** start of Given entries **

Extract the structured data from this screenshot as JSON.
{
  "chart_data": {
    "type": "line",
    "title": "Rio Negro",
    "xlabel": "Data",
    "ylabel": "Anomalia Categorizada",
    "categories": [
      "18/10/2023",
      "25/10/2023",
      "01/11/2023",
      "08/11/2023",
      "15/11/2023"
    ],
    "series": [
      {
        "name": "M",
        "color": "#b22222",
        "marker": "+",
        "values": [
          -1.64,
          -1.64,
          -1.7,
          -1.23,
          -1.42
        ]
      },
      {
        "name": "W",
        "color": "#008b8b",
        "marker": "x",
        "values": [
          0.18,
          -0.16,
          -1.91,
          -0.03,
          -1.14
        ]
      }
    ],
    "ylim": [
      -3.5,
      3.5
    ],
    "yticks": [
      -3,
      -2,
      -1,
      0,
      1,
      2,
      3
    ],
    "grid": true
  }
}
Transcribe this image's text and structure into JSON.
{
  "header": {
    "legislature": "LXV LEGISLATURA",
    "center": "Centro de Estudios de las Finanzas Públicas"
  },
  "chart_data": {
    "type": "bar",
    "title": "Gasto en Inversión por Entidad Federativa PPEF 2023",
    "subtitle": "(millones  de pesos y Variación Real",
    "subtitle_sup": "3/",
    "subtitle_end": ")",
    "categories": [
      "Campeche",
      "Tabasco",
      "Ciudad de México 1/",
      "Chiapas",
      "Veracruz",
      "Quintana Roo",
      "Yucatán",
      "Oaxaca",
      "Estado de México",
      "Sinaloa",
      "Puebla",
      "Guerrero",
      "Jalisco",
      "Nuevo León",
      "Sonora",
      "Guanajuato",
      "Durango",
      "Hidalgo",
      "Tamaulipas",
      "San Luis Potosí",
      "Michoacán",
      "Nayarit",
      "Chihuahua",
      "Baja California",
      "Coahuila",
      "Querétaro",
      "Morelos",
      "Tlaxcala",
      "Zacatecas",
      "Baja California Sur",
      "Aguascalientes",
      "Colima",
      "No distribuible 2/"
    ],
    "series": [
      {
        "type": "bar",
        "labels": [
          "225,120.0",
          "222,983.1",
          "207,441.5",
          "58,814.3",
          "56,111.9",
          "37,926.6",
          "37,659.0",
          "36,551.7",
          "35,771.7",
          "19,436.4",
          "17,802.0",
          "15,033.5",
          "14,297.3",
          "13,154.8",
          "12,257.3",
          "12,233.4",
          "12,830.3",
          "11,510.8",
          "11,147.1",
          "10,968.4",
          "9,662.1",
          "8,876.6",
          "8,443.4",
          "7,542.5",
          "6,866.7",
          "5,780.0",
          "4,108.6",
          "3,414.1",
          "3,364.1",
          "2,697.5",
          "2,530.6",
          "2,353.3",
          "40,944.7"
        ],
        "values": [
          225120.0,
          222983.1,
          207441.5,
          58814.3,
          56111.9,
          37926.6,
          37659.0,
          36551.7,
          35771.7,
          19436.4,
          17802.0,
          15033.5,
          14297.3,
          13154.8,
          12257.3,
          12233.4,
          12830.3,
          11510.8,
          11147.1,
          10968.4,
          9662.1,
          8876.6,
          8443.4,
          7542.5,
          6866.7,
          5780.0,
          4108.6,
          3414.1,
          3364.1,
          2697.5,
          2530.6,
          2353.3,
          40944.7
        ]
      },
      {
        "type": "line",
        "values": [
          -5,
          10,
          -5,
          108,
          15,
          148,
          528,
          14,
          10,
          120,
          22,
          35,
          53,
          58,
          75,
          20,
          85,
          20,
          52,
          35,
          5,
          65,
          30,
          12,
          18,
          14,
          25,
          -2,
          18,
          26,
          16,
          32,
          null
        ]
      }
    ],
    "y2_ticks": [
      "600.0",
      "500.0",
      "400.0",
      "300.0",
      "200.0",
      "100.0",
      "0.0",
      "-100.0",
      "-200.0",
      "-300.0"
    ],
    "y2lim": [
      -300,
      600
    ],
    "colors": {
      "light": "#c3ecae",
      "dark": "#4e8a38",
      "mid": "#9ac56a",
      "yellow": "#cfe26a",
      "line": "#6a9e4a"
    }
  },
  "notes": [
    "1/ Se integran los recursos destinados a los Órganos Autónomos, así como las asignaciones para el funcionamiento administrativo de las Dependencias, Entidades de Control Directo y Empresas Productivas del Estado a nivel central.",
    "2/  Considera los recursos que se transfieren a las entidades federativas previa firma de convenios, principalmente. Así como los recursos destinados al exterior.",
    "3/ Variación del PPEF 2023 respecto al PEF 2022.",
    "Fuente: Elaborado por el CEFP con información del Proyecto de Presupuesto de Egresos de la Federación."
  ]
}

** end of Given entries **

• [Stated exercise] Set down every record above exactly as given.

• [Reply]
Extract the structured data from this screenshot as JSON.
{
  "chart_data": {
    "type": "line",
    "title": "Rio Negro",
    "xlabel": "Data",
    "ylabel": "Anomalia Categorizada",
    "categories": [
      "18/10/2023",
      "25/10/2023",
      "01/11/2023",
      "08/11/2023",
      "15/11/2023"
    ],
    "series": [
      {
        "name": "M",
        "color": "#b22222",
        "marker": "+",
        "values": [
          -1.64,
          -1.64,
          -1.7,
          -1.23,
          -1.42
        ]
      },
      {
        "name": "W",
        "color": "#008b8b",
        "marker": "x",
        "values": [
          0.18,
          -0.16,
          -1.91,
          -0.03,
          -1.14
        ]
      }
    ],
    "ylim": [
      -3.5,
      3.5
    ],
    "yticks": [
      -3,
      -2,
      -1,
      0,
      1,
      2,
      3
    ],
    "grid": true
  }
}
Transcribe this image's text and structure into JSON.
{
  "header": {
    "legislature": "LXV LEGISLATURA",
    "center": "Centro de Estudios de las Finanzas Públicas"
  },
  "chart_data": {
    "type": "bar",
    "title": "Gasto en Inversión por Entidad Federativa PPEF 2023",
    "subtitle": "(millones  de pesos y Variación Real",
    "subtitle_sup": "3/",
    "subtitle_end": ")",
    "categories": [
      "Campeche",
      "Tabasco",
      "Ciudad de México 1/",
      "Chiapas",
      "Veracruz",
      "Quintana Roo",
      "Yucatán",
      "Oaxaca",
      "Estado de México",
      "Sinaloa",
      "Puebla",
      "Guerrero",
      "Jalisco",
      "Nuevo León",
      "Sonora",
      "Guanajuato",
      "Durango",
      "Hidalgo",
      "Tamaulipas",
      "San Luis Potosí",
      "Michoacán",
      "Nayarit",
      "Chihuahua",
      "Baja California",
      "Coahuila",
      "Querétaro",
      "Morelos",
      "Tlaxcala",
      "Zacatecas",
      "Baja California Sur",
      "Aguascalientes",
      "Colima",
      "No distribuible 2/"
    ],
    "series": [
      {
        "type": "bar",
        "labels": [
          "225,120.0",
          "222,983.1",
          "207,441.5",
          "58,814.3",
          "56,111.9",
          "37,926.6",
          "37,659.0",
          "36,551.7",
          "35,771.7",
          "19,436.4",
          "17,802.0",
          "15,033.5",
          "14,297.3",
          "13,154.8",
          "12,257.3",
          "12,233.4",
          "12,830.3",
          "11,510.8",
          "11,147.1",
          "10,968.4",
          "9,662.1",
          "8,876.6",
          "8,443.4",
          "7,542.5",
          "6,866.7",
          "5,780.0",
          "4,108.6",
          "3,414.1",
          "3,364.1",
          "2,697.5",
          "2,530.6",
          "2,353.3",
          "40,944.7"
        ],
        "values": [
          225120.0,
          222983.1,
          207441.5,
          58814.3,
          56111.9,
          37926.6,
          37659.0,
          36551.7,
          35771.7,
          19436.4,
          17802.0,
          15033.5,
          14297.3,
          13154.8,
          12257.3,
          12233.4,
          12830.3,
          11510.8,
          11147.1,
          10968.4,
          9662.1,
          8876.6,
          8443.4,
          7542.5,
          6866.7,
          5780.0,
          4108.6,
          3414.1,
          3364.1,
          2697.5,
          2530.6,
          2353.3,
          40944.7
        ]
      },
      {
        "type": "line",
        "values": [
          -5,
          10,
          -5,
          108,
          15,
          148,
          528,
          14,
          10,
          120,
          22,
          35,
          53,
          58,
          75,
          20,
          85,
          20,
          52,
          35,
          5,
          65,
          30,
          12,
          18,
          14,
          25,
          -2,
          18,
          26,
          16,
          32,
          null
        ]
      }
    ],
    "y2_ticks": [
      "600.0",
      "500.0",
      "400.0",
      "300.0",
      "200.0",
      "100.0",
      "0.0",
      "-100.0",
      "-200.0",
      "-300.0"
    ],
    "y2lim": [
      -300,
      600
    ],
    "colors": {
      "light": "#c3ecae",
      "dark": "#4e8a38",
      "mid": "#9ac56a",
      "yellow": "#cfe26a",
      "line": "#6a9e4a"
    }
  },
  "notes": [
    "1/ Se integran los recursos destinados a los Órganos Autónomos, así como las asignaciones para el funcionamiento administrativo de las Dependencias, Entidades de Control Directo y Empresas Productivas del Estado a nivel central.",
    "2/  Considera los recursos que se transfieren a las entidades federativas previa firma de convenios, principalmente. Así como los recursos destinados al exterior.",
    "3/ Variación del PPEF 2023 respecto al PEF 2022.",
    "Fuente: Elaborado por el CEFP con información del Proyecto de Presupuesto de Egresos de la Federación."
  ]
}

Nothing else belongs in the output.